Task objective: Report every line in the listing below where the string "JSON" shows up.

Input for this task:

□ □ □ □

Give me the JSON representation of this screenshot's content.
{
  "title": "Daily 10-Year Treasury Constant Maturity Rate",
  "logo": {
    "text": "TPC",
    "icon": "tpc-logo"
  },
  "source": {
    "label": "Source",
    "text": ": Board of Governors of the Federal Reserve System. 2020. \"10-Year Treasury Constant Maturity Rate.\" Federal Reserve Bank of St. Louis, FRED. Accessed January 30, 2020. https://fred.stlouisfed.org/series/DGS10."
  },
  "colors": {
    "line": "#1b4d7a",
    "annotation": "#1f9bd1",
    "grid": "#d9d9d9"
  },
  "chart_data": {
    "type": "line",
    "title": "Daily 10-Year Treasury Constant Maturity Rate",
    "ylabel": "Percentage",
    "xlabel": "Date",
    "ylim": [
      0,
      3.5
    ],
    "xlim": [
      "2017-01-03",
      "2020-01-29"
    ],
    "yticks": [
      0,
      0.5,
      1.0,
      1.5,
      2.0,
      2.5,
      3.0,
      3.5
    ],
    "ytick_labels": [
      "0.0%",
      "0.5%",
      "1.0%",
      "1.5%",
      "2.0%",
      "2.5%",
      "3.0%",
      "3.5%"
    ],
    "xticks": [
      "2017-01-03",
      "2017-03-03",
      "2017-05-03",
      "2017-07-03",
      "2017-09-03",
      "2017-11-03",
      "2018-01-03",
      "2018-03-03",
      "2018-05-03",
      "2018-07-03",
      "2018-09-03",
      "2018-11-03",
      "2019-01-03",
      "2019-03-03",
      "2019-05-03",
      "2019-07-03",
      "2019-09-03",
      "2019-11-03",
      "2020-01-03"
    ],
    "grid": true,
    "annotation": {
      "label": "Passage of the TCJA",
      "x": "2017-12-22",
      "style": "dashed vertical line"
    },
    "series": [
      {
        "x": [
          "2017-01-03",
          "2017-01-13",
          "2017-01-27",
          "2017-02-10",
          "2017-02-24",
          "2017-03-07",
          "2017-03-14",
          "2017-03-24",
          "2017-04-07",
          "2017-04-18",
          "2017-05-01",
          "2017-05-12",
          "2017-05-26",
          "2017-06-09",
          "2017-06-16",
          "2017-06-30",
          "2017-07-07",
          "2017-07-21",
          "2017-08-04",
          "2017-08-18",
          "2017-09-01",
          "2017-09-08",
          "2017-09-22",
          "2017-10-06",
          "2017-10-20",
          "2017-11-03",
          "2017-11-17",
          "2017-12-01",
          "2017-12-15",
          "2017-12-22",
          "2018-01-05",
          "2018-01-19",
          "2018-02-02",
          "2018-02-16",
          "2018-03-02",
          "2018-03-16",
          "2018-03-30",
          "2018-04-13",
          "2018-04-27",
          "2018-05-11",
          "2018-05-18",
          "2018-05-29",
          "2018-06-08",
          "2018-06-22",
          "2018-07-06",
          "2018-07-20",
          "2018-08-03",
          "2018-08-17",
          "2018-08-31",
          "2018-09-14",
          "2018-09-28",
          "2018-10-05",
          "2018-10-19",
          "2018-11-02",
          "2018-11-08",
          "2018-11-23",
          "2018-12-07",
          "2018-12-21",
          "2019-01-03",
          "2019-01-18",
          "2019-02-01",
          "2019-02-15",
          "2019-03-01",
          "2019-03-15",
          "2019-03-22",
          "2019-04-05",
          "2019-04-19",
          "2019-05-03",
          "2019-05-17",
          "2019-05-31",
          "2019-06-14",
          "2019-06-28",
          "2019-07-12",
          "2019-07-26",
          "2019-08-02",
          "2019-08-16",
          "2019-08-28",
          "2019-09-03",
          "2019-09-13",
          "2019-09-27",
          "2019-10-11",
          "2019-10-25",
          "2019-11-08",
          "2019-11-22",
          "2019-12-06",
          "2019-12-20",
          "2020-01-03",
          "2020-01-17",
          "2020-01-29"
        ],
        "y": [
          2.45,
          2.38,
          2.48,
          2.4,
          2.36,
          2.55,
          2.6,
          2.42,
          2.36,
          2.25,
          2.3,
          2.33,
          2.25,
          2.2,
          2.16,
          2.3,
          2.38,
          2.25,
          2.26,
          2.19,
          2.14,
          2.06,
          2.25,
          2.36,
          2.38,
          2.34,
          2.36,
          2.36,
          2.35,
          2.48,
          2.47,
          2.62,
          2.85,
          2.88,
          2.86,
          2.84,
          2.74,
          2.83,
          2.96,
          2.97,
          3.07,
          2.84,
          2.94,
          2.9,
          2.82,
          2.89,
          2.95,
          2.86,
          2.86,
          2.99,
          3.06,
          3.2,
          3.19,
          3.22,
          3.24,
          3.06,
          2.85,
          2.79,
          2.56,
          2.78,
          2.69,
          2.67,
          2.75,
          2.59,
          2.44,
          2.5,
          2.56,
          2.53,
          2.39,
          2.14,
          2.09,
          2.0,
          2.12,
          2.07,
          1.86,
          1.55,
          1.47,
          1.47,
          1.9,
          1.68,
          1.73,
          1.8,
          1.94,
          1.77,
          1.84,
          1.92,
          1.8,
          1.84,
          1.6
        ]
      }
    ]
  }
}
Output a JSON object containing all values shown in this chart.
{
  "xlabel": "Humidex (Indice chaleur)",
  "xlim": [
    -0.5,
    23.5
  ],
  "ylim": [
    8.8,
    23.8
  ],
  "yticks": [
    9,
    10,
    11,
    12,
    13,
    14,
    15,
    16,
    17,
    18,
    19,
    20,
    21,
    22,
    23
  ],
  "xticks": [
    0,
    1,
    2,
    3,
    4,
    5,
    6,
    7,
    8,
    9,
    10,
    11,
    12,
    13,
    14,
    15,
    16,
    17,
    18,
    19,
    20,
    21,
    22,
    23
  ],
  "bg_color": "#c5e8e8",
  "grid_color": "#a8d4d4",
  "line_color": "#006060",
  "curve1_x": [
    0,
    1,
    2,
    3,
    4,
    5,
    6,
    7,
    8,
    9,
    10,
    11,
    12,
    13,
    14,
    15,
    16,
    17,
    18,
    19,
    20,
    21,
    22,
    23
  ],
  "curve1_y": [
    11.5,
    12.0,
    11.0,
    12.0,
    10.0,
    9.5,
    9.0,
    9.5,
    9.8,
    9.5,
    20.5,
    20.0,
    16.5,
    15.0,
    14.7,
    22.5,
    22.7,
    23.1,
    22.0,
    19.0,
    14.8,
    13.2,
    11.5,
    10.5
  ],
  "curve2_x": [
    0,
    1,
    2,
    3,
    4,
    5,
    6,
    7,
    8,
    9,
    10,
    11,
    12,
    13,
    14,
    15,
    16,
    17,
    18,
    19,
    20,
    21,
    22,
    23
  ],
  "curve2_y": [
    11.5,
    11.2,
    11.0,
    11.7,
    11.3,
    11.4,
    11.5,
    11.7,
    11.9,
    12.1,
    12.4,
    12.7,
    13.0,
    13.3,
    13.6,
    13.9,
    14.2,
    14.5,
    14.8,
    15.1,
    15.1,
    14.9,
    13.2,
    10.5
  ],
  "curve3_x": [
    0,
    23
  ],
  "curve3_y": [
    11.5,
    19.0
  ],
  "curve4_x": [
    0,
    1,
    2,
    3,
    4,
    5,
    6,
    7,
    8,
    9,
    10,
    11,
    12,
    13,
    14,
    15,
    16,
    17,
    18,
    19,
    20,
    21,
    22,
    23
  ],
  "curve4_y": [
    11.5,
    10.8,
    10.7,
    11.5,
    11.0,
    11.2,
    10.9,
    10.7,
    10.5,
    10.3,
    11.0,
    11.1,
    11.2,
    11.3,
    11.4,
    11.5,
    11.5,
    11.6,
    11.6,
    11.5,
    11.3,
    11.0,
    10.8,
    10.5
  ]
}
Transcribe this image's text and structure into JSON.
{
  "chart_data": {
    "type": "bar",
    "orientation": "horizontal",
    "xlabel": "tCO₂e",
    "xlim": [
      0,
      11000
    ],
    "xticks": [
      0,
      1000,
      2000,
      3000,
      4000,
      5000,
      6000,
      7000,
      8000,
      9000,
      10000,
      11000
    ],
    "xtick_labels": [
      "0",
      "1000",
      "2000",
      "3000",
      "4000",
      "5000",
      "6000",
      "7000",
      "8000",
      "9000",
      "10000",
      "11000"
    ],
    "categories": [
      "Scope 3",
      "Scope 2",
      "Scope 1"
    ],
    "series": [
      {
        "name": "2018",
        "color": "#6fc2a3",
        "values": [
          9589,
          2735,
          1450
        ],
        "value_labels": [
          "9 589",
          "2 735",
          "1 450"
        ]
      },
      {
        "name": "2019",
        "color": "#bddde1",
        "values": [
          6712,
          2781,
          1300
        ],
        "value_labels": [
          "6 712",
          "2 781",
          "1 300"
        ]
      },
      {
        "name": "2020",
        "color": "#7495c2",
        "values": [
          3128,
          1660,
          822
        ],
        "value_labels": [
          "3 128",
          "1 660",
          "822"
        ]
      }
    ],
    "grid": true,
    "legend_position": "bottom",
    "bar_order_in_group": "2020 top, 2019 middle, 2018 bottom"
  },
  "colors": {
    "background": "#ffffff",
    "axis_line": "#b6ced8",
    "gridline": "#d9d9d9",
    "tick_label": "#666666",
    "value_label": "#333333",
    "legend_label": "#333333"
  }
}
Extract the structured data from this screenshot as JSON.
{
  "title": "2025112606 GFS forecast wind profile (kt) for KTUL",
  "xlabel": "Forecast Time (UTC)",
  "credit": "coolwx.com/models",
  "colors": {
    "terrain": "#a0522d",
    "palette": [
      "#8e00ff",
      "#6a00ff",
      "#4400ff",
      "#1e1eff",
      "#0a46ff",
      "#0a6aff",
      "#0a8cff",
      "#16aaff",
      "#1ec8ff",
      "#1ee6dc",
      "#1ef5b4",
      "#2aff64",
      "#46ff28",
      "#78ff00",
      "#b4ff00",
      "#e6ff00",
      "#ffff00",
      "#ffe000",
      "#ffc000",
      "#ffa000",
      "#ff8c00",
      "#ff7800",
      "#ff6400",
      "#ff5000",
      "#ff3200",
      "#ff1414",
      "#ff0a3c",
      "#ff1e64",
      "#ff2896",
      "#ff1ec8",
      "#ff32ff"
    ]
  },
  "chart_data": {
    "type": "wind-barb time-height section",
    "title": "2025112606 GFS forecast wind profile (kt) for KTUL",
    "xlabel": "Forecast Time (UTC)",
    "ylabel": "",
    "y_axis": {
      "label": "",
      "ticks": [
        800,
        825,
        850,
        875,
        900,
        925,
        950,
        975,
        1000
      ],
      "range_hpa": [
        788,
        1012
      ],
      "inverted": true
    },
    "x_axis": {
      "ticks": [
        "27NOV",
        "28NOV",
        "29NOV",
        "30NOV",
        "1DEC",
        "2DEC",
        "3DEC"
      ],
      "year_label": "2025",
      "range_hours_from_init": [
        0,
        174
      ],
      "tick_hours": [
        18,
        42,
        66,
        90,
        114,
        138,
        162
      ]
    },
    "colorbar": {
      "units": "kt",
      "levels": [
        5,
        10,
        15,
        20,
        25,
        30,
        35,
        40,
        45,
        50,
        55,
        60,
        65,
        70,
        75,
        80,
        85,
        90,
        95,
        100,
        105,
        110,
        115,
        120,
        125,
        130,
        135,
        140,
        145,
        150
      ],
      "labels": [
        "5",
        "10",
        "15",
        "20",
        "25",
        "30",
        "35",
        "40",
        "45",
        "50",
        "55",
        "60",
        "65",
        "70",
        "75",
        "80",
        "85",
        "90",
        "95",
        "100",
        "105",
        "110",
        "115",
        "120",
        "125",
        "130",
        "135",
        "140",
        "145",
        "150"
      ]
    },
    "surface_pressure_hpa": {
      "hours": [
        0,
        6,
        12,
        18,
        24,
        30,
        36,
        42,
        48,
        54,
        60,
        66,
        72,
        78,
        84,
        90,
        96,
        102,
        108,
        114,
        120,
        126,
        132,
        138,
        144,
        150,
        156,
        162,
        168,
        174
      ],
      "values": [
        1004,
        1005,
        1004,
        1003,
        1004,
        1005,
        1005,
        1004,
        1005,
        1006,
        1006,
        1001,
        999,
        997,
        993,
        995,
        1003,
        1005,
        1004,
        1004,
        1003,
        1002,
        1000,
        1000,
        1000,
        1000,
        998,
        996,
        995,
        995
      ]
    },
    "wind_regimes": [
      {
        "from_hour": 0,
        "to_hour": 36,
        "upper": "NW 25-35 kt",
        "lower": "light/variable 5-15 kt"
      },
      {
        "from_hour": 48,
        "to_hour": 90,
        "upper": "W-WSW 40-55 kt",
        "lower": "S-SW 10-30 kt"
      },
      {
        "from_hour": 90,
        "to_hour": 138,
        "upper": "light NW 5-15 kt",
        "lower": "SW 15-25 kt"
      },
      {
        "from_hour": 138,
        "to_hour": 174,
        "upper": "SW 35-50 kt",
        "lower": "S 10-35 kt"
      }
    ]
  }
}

□ □ □ □

Response to this exercise:
Give me the JSON representation of this screenshot's content.
Output a JSON object containing all values shown in this chart.
Transcribe this image's text and structure into JSON.
Extract the structured data from this screenshot as JSON.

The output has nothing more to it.